-- begin --

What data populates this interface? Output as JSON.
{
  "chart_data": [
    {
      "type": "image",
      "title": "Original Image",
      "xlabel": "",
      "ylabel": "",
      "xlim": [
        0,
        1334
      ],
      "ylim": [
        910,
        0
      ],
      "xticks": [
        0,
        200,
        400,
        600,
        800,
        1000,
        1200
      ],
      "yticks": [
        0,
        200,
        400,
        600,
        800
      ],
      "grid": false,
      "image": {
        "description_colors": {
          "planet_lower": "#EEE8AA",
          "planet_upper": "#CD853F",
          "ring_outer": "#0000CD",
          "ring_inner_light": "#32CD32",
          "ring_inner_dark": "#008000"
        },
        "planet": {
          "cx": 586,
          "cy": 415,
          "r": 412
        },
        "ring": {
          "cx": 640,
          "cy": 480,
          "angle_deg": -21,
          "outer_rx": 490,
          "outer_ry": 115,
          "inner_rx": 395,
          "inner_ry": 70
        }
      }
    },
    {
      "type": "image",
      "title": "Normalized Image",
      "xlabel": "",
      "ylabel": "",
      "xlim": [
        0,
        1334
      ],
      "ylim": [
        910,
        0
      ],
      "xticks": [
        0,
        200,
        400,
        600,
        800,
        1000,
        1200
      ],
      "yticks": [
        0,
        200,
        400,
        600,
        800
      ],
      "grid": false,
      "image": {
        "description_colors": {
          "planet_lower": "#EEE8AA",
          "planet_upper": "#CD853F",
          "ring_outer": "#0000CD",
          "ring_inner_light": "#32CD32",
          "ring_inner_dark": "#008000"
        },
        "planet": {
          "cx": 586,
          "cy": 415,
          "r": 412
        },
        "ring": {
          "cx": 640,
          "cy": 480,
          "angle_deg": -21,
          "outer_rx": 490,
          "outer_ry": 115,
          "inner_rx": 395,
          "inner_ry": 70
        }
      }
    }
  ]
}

-- end --

**EXERCISE DETAILS:** Pull out each line of the records holding the string "title".

**ANSWER FOR THE TASK:**
      "title": "Original Image",
      "title": "Normalized Image",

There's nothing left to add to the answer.